:: Entries shown ::

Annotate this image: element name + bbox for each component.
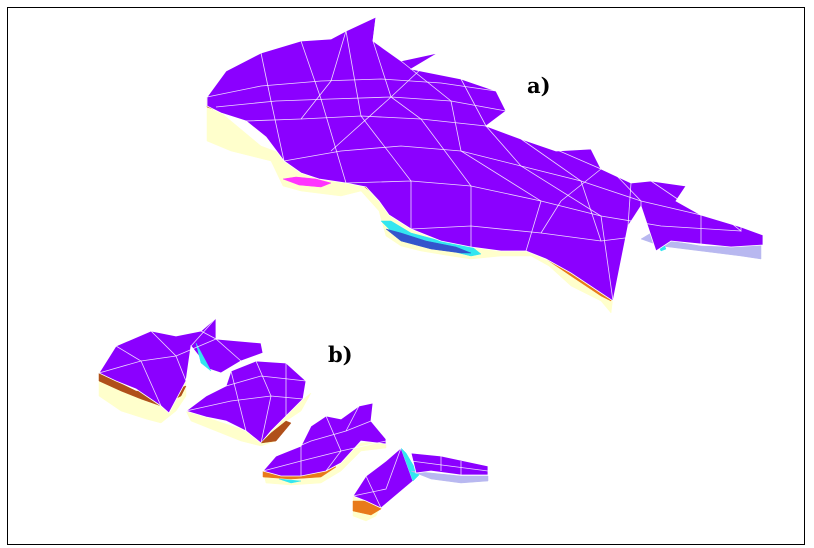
block-b2 [185, 360, 312, 447]
block-b3-cyan [278, 478, 302, 484]
top-surface-a [206, 16, 764, 302]
figure-canvas [98, 16, 764, 522]
panel-label-a: a) [527, 73, 551, 98]
block-b2-brown [260, 420, 292, 444]
block-b3 [262, 402, 387, 486]
block-b4-tail [410, 452, 489, 476]
model-a [206, 16, 764, 314]
layer-blue-a [385, 228, 472, 254]
figure-frame [7, 7, 805, 545]
block-b4-lav [410, 470, 489, 484]
layer-magenta-a [282, 176, 332, 188]
panel-label-b: b) [328, 342, 353, 367]
block-b1 [98, 317, 264, 424]
block-b4-top [352, 447, 414, 509]
block-b1-cyan [195, 342, 212, 372]
block-b4-cyan [400, 447, 420, 482]
block-b4 [352, 447, 489, 522]
model-b [98, 317, 489, 522]
mesh-a [206, 16, 742, 302]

:::

§ What you will do
Present each line of the listing above as a row in a Markdown table with the columns "Row" and "Line", omitting blank lines and the picture.

§ In response
| Row | Line |
|---|---|
| 1 | Annotate this image: element name + bbox for each component. |
| 2 | block-b2 [185, 360, 312, 447] |
| 3 | block-b3-cyan [278, 478, 302, 484] |
| 4 | top-surface-a [206, 16, 764, 302] |
| 5 | figure-canvas [98, 16, 764, 522] |
| 6 | panel-label-a: a) [527, 73, 551, 98] |
| 7 | block-b2-brown [260, 420, 292, 444] |
| 8 | block-b3 [262, 402, 387, 486] |
| 9 | block-b4-tail [410, 452, 489, 476] |
| 10 | model-a [206, 16, 764, 314] |
| 11 | layer-blue-a [385, 228, 472, 254] |
| 12 | figure-frame [7, 7, 805, 545] |
| 13 | block-b4-lav [410, 470, 489, 484] |
| 14 | layer-magenta-a [282, 176, 332, 188] |
| 15 | panel-label-b: b) [328, 342, 353, 367] |
| 16 | block-b1 [98, 317, 264, 424] |
| 17 | block-b4-top [352, 447, 414, 509] |
| 18 | block-b1-cyan [195, 342, 212, 372] |
| 19 | block-b4-cyan [400, 447, 420, 482] |
| 20 | block-b4 [352, 447, 489, 522] |
| 21 | model-b [98, 317, 489, 522] |
| 22 | mesh-a [206, 16, 742, 302] |